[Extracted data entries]
====
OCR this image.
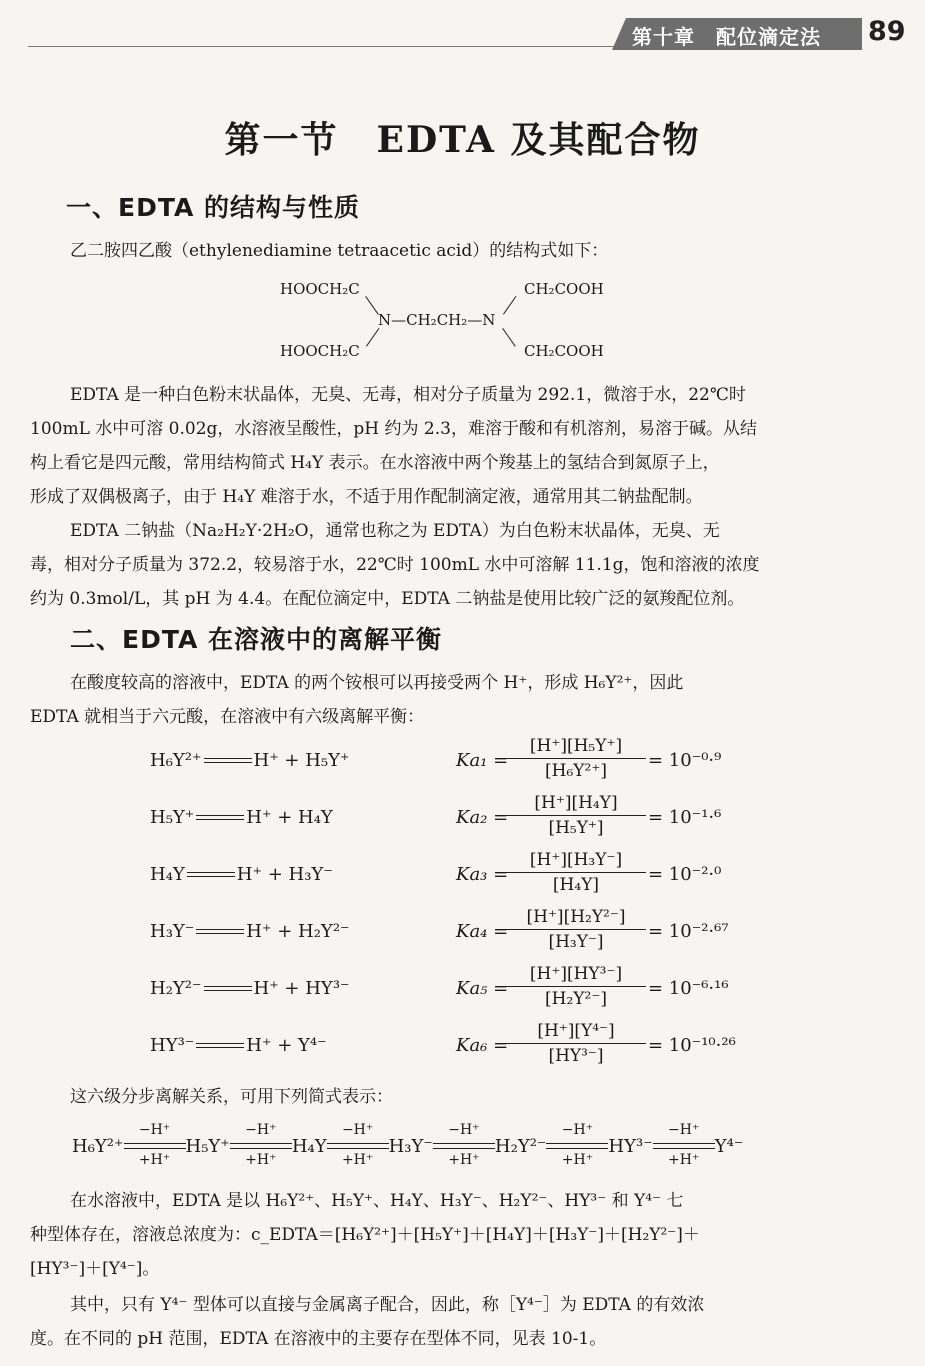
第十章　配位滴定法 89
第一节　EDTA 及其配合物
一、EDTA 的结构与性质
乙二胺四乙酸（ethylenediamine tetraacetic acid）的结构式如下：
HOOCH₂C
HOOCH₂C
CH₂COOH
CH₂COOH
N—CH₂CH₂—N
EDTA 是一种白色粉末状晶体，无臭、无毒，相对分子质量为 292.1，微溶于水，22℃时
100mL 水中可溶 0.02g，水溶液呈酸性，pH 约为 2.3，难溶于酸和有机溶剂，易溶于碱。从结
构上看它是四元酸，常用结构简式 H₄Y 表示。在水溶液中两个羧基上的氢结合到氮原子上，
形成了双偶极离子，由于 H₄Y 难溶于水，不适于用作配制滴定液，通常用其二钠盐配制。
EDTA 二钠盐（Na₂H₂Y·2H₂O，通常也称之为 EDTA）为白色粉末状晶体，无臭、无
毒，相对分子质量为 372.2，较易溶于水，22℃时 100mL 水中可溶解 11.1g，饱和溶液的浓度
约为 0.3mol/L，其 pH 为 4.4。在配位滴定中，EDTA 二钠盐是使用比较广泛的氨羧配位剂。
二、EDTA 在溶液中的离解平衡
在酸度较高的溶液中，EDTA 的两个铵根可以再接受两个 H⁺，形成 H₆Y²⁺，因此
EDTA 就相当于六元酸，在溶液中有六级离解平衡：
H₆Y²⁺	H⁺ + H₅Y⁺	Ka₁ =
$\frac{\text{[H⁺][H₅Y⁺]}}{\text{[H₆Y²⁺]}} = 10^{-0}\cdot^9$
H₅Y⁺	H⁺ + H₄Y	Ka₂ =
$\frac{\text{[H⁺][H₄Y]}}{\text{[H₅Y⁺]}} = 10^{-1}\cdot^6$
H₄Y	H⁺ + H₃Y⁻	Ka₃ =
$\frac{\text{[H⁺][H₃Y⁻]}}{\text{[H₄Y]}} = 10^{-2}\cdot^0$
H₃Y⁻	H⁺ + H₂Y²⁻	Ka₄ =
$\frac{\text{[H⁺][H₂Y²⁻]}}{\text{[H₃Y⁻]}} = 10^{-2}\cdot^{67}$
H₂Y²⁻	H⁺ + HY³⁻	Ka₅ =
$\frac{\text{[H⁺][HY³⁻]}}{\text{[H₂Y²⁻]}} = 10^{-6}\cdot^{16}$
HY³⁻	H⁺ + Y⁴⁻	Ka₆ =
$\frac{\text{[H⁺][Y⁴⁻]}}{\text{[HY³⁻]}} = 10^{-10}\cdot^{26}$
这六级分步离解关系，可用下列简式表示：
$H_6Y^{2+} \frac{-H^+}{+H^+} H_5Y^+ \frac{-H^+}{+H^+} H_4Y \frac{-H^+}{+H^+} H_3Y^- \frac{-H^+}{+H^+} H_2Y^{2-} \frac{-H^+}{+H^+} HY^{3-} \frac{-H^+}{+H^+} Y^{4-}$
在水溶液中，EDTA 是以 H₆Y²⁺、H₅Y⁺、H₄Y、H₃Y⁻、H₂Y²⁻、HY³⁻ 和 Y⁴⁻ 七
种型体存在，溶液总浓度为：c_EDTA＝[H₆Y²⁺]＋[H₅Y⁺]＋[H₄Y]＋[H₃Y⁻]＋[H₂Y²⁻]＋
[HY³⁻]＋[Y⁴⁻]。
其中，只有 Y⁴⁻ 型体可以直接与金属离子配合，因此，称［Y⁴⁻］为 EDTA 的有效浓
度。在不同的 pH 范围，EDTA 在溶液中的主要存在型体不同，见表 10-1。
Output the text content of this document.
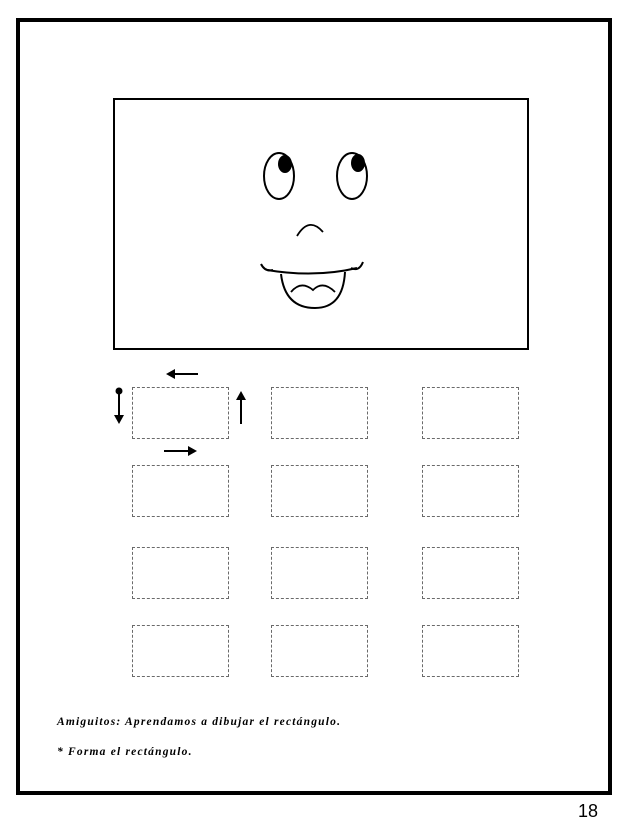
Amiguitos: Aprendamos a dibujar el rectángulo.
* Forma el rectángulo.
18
====
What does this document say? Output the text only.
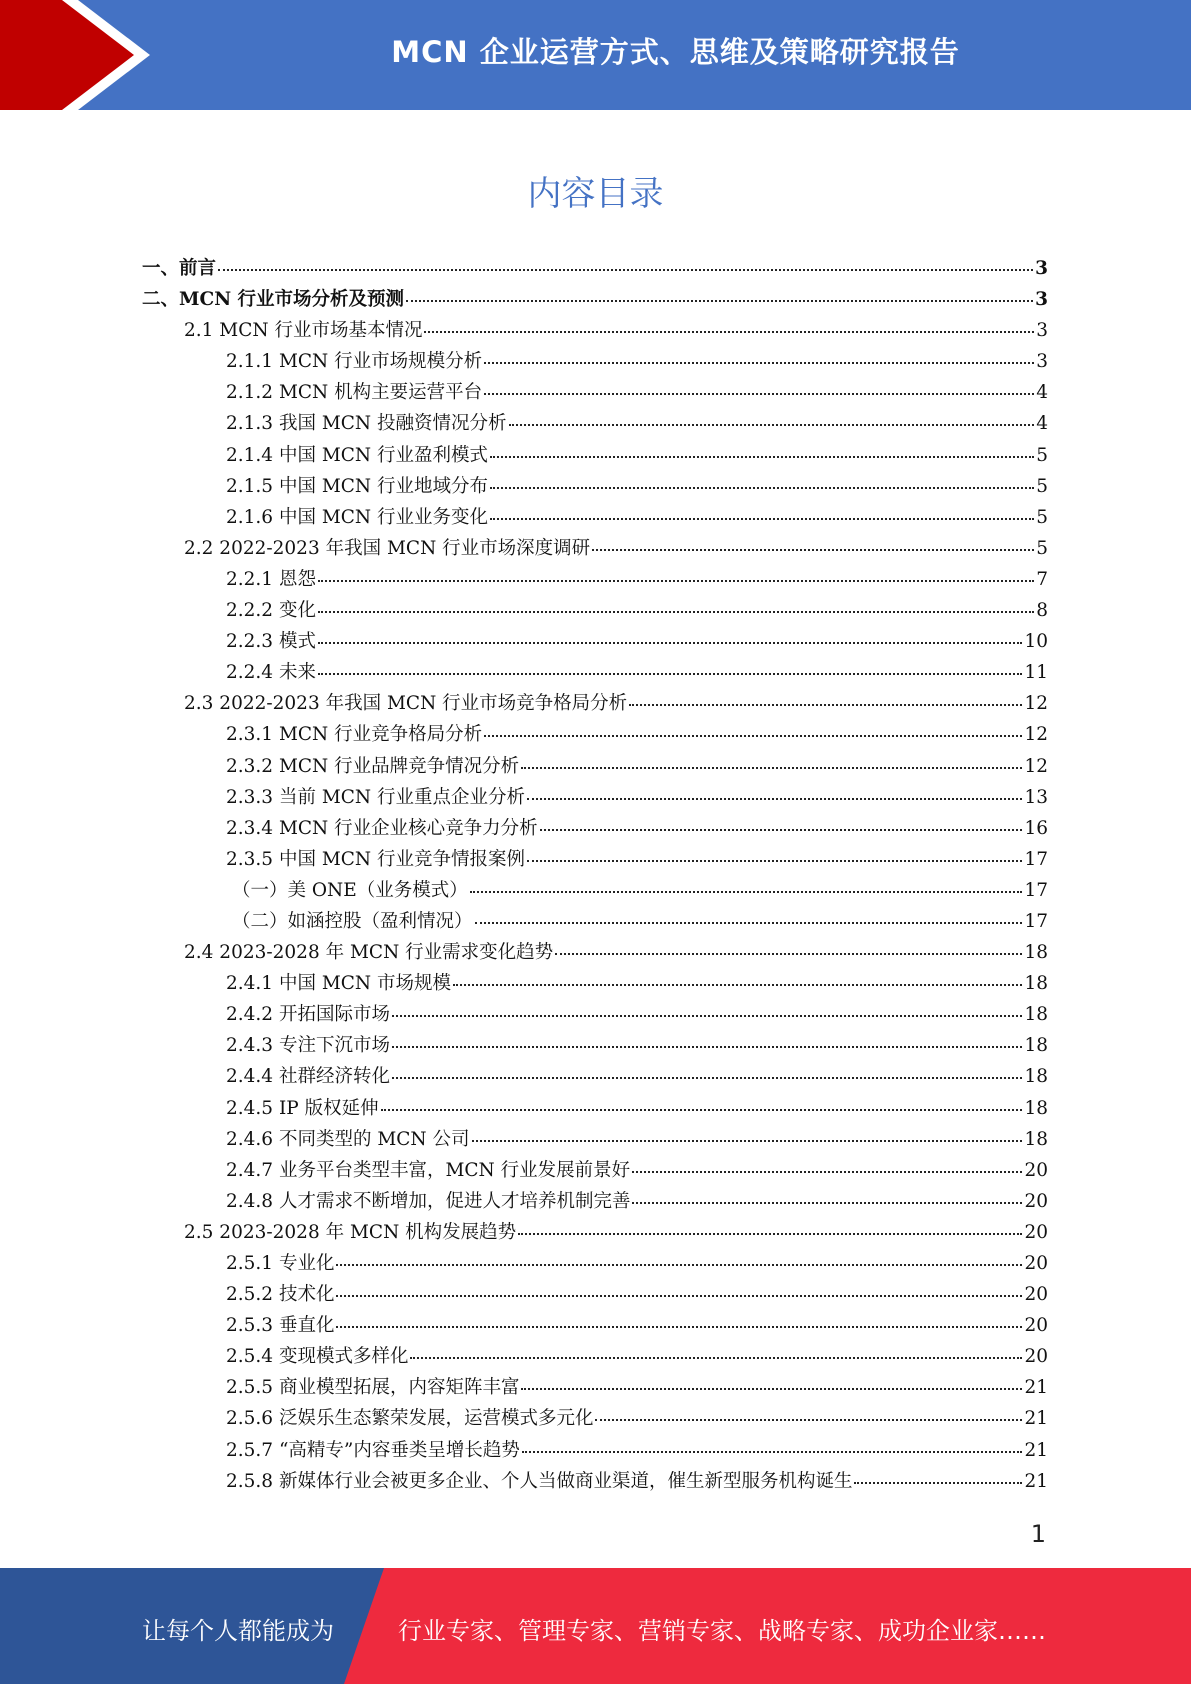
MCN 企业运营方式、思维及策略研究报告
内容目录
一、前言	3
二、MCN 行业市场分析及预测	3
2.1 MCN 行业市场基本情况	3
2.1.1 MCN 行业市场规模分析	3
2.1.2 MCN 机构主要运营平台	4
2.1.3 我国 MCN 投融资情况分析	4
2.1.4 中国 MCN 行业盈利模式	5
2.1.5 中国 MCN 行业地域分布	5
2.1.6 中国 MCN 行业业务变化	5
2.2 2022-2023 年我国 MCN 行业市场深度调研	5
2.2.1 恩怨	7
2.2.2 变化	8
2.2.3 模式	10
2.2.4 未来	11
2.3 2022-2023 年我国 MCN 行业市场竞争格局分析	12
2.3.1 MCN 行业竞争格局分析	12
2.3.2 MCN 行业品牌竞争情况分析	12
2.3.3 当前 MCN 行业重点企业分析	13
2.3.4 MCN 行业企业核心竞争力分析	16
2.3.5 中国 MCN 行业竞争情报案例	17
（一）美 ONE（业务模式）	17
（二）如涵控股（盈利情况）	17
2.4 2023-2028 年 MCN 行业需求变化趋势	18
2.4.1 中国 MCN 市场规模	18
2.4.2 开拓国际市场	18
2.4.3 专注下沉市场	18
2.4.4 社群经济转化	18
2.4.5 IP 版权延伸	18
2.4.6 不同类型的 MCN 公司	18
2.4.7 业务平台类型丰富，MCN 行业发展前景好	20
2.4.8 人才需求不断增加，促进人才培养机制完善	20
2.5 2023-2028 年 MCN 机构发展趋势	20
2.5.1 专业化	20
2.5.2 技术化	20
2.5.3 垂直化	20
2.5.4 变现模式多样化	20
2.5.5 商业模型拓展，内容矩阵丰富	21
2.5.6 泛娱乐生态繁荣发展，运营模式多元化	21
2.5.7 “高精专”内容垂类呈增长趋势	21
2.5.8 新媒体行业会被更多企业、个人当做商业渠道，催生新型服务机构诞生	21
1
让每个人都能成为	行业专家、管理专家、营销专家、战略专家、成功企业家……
====
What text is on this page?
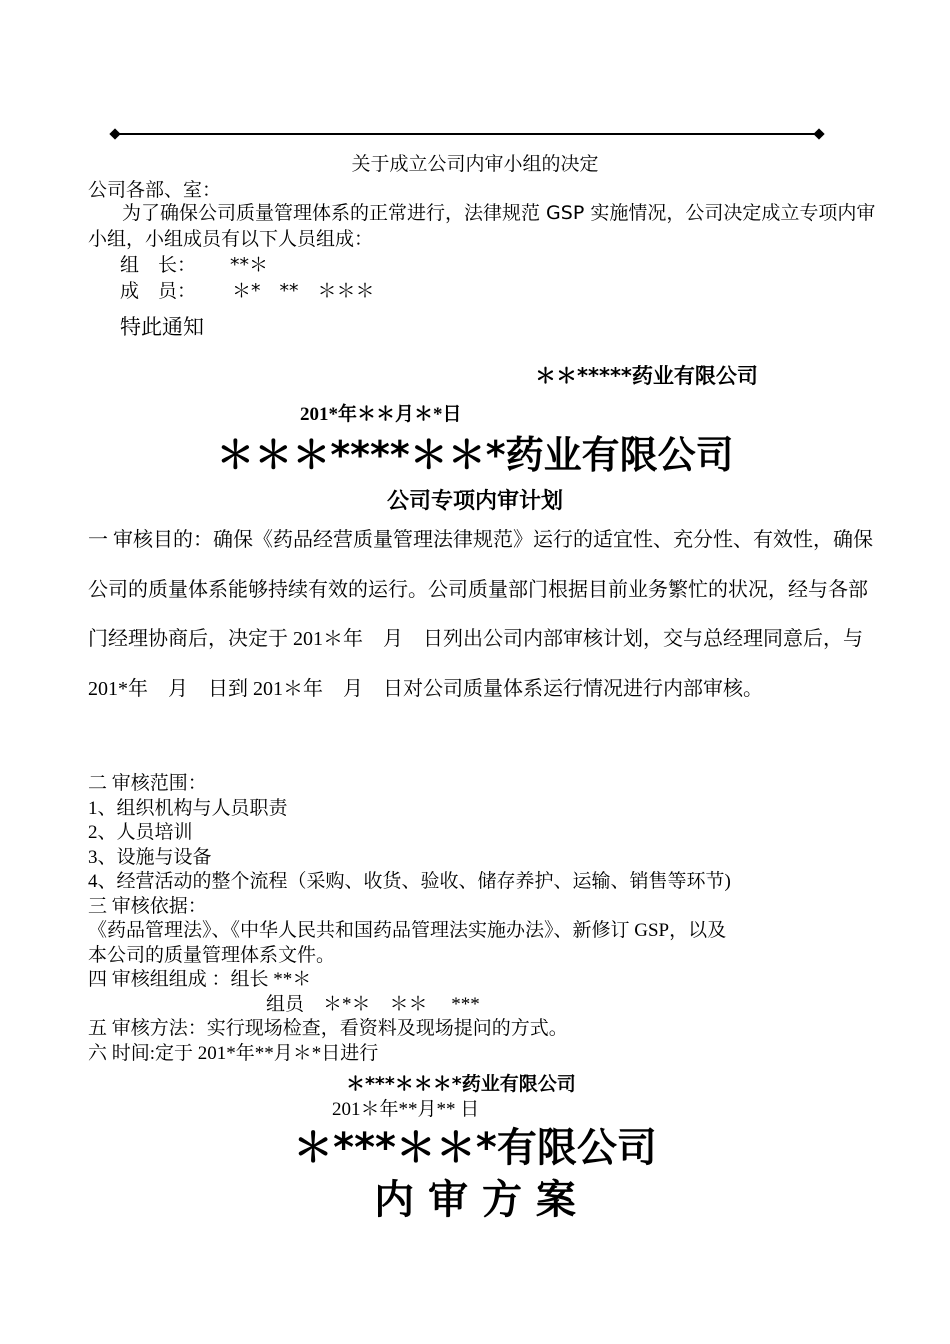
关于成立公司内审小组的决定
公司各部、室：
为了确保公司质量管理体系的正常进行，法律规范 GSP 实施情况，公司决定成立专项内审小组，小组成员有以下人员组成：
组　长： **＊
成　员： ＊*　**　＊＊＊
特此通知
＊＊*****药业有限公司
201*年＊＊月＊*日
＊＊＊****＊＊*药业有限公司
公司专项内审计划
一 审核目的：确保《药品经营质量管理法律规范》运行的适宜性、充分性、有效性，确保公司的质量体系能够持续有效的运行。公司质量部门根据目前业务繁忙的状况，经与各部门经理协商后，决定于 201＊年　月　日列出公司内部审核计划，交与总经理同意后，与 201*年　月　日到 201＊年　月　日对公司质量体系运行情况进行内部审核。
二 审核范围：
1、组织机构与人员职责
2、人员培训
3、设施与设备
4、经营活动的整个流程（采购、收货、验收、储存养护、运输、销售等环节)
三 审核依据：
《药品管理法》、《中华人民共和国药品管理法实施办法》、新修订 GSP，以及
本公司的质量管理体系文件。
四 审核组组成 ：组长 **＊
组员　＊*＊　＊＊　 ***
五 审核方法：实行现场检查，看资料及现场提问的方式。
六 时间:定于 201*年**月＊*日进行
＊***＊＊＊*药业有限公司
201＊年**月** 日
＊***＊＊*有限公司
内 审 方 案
====
Copy each line above containing the string "rectángulo".

Amiguitos: Aprendamos a dibujar el rectángulo.
* Forma el rectángulo.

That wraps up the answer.